11Ophuls nous impose (et observe) une sorte de no trespassing (et il n’est pas fortuit que celui-ci soit particulièrement rigoureux dans l’un des rares films qui respecte la femme dans les prostituées, à l’opposé de ce qu’avait fait Maupassant). Même lorsqu’il prend la figure de l’espace, le temps toujours sépare, fût-ce de peu pour commencer, ce que le cœur voudrait lier. Proche et lointain, uni et séparé, la contradiction est le moteur de la poétique d’Ophuls, son émouvante tension. Le réalisme soutient et contredit les apparences. La cérémonie de la première communion, dans « La maison Tellier », la « partie de campagne » des pensionnaires de la Maison, ont la vérité immédiate, la luminosité sensorielle, du plus grand Renoir. Mais le retour à la Maison renoue avec la routine, le spectacle ordinaire, les jeux de l’illusion. Donner et reprendre, agrandir puis réduire, deux mouvements de la vie et du monde que l’art parfois s’obstine à retourner.

12Truffaut relève que, lorsque dans un film d’Ophuls, un acteur devait rester immobile, debout ou assis, le cinéaste se hâtait d’interposer entre l’objectif et le visage du comédien, un objet non forcément transparent, persuadé que l’acteur, sachant son visage partiellement caché, « s’efforcerait de compenser cette infériorité et s’affirmerait par l’intonation. Il sera plus vrai, plus juste. »9 Ophuls jouait ainsi le vrai contre le factice (le décor, la diégèse). Cette dialectique pouvait prendre la forme du contre-emploi. « Qui voyez-vous pour le cocher de Lola Montès ? demande le réalisateur, à Jacques Natanson, scénariste du film. Je pense à Henri Guisol. » Natanson proteste : « J’aime bien Guisol, mais j’estime qu’il est le contraire du personnage. » Ophuls : « Moi aussi. C’est pour ça que je le lui ferai jouer. »10

13Un défi analogue préside au choix – à l’acceptation – du Scope pour Lola Montès. Le Scope propose un développement horizontal mais le sujet, un spectacle de cirque, appelait des développements verticaux. Nouvelle gageure dont Ophuls se tirera en multipliant les gros plans et les cadrages partiels. (Durant la représentation, le public des spectateurs est lui-même escamoté, « truqué », signifié, loin de la piste, sur la gauche du cadre, par des figures peintes ou des silhouettes découpées.)

◆ **Consignes**:
1: Indiquez par oui ou par non si chaque affirmation concorde avec l'extrait sur Ophuls, et citez mot pour mot les termes de l'extrait qui permettent de trancher. (a) Selon Truffaut, Ophuls plaçait un objet entre l'objectif et le visage d'un acteur immobile. (b) Natanson estime que Guisol correspond parfaitement au personnage du cocher. (c) Le sujet de Lola Montès appelait des développements horizontaux.
2: Recopiez sans rien changer le passage de l'extrait sur Ophuls qui va de « 13Un défi analogue » à « des silhouettes découpées.) ».

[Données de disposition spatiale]
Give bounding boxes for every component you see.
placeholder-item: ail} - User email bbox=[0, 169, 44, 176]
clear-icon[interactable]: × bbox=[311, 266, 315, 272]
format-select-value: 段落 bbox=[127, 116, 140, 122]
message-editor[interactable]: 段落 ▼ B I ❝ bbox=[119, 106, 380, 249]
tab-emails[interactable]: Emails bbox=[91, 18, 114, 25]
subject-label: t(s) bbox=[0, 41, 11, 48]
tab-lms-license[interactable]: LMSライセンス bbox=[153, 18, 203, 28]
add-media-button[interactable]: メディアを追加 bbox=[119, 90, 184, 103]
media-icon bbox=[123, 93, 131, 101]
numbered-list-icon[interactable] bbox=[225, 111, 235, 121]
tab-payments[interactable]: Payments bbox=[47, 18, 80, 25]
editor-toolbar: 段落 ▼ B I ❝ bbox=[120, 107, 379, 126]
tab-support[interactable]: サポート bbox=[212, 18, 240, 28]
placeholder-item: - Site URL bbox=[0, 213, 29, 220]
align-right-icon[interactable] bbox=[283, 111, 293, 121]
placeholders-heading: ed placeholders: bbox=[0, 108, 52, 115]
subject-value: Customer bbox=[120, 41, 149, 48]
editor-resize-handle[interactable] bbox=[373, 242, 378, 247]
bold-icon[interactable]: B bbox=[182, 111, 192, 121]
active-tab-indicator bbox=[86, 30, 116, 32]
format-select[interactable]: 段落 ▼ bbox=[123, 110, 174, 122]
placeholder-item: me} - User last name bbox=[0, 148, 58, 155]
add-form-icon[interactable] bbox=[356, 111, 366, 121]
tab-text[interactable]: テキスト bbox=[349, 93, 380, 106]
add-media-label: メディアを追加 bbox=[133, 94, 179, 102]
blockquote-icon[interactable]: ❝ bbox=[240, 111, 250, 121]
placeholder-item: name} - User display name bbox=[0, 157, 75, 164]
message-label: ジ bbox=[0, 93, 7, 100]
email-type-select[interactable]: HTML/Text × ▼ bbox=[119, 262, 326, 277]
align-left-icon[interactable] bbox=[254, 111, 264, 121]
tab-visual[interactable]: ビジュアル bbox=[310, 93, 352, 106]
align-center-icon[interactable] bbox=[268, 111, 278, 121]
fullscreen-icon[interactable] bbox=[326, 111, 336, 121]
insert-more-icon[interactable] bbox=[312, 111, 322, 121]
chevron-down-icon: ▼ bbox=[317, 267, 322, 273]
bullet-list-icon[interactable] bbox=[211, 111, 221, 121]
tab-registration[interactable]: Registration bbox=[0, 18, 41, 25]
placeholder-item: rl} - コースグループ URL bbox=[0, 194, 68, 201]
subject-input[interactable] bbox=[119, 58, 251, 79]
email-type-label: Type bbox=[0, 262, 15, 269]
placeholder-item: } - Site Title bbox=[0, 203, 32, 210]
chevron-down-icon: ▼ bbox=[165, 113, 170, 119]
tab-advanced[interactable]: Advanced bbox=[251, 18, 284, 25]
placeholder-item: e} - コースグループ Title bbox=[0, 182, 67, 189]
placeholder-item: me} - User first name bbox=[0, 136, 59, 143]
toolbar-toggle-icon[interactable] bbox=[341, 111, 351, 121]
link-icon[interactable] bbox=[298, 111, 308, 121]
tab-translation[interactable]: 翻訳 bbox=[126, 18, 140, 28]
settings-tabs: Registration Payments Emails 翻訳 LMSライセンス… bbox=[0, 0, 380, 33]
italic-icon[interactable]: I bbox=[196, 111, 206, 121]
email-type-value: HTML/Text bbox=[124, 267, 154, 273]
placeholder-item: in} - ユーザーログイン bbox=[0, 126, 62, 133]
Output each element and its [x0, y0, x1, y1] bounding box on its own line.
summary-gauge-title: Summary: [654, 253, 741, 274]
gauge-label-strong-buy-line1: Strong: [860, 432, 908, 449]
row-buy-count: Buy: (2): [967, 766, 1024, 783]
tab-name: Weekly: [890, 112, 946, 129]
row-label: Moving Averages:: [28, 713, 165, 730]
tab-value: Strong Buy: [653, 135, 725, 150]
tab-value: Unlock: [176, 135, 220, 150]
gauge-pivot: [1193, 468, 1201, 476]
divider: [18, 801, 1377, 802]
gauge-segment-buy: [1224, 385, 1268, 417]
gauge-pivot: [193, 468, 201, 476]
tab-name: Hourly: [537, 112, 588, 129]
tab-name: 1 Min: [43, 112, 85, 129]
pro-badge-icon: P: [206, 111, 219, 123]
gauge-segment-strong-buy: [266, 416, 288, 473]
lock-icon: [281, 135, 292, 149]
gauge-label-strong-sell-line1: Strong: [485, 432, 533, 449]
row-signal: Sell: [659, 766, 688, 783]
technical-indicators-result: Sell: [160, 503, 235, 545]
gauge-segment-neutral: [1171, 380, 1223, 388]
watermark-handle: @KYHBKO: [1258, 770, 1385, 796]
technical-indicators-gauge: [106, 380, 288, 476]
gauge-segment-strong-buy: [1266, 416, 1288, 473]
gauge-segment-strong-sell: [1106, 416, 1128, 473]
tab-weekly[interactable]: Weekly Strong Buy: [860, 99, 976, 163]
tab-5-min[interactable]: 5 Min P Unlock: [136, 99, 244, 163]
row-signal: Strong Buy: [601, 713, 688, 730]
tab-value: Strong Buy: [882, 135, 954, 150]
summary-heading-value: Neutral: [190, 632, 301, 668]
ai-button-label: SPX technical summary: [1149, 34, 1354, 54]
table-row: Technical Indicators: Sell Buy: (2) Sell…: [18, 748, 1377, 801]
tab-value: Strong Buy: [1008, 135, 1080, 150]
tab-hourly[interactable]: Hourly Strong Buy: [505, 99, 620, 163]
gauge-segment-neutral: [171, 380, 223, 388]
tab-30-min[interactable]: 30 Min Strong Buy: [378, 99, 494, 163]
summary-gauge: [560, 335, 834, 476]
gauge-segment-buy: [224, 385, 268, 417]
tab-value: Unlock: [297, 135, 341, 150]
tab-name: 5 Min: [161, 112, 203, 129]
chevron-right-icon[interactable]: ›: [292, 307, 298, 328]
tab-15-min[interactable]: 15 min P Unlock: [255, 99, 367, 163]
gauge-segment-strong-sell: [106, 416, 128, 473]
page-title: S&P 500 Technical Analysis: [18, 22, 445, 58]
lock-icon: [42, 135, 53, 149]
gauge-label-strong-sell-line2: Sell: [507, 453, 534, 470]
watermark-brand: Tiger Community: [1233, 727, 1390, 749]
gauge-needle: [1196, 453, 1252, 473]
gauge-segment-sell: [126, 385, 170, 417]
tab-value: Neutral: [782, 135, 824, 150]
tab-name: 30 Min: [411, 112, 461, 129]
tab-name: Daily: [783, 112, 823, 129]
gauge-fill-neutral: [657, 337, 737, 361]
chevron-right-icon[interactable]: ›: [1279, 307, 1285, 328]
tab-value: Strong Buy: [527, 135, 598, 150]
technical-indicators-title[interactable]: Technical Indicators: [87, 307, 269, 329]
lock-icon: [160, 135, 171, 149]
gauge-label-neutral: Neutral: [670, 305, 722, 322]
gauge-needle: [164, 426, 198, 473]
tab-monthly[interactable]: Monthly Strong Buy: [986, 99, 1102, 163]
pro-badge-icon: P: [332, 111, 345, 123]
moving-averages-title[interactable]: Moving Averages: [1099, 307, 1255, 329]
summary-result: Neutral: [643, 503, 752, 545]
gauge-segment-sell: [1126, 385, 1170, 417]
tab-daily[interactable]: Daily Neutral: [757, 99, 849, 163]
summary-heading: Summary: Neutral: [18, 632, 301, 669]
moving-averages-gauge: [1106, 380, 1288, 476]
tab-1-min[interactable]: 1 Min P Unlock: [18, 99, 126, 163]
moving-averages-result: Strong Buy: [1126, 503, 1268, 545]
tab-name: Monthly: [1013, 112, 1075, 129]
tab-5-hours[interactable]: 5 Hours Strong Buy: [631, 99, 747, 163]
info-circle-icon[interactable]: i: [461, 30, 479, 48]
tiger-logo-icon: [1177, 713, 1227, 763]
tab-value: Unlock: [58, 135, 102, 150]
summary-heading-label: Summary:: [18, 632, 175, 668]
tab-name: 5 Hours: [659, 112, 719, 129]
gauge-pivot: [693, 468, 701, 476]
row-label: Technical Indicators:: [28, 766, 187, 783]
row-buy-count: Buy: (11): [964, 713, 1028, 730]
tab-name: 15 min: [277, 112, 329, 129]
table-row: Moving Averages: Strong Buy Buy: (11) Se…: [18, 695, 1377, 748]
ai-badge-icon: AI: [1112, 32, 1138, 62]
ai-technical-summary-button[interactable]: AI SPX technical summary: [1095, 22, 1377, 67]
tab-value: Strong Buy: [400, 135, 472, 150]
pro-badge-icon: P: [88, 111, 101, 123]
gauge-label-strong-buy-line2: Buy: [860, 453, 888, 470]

◆ **Réponses**:
1:
(a) Oui : « le cinéaste se hâtait d’interposer entre l’objectif et le visage du comédien, un objet non forcément transparent »
(b) Non : « j’estime qu’il est le contraire du personnage »
(c) Non : « le sujet, un spectacle de cirque, appelait des développements verticaux »

2:
13Un défi analogue préside au choix – à l’acceptation – du Scope pour Lola Montès. Le Scope propose un développement horizontal mais le sujet, un spectacle de cirque, appelait des développements verticaux. Nouvelle gageure dont Ophuls se tirera en multipliant les gros plans et les cadrages partiels. (Durant la représentation, le public des spectateurs est lui-même escamoté, « truqué », signifié, loin de la piste, sur la gauche du cadre, par des figures peintes ou des silhouettes découpées.)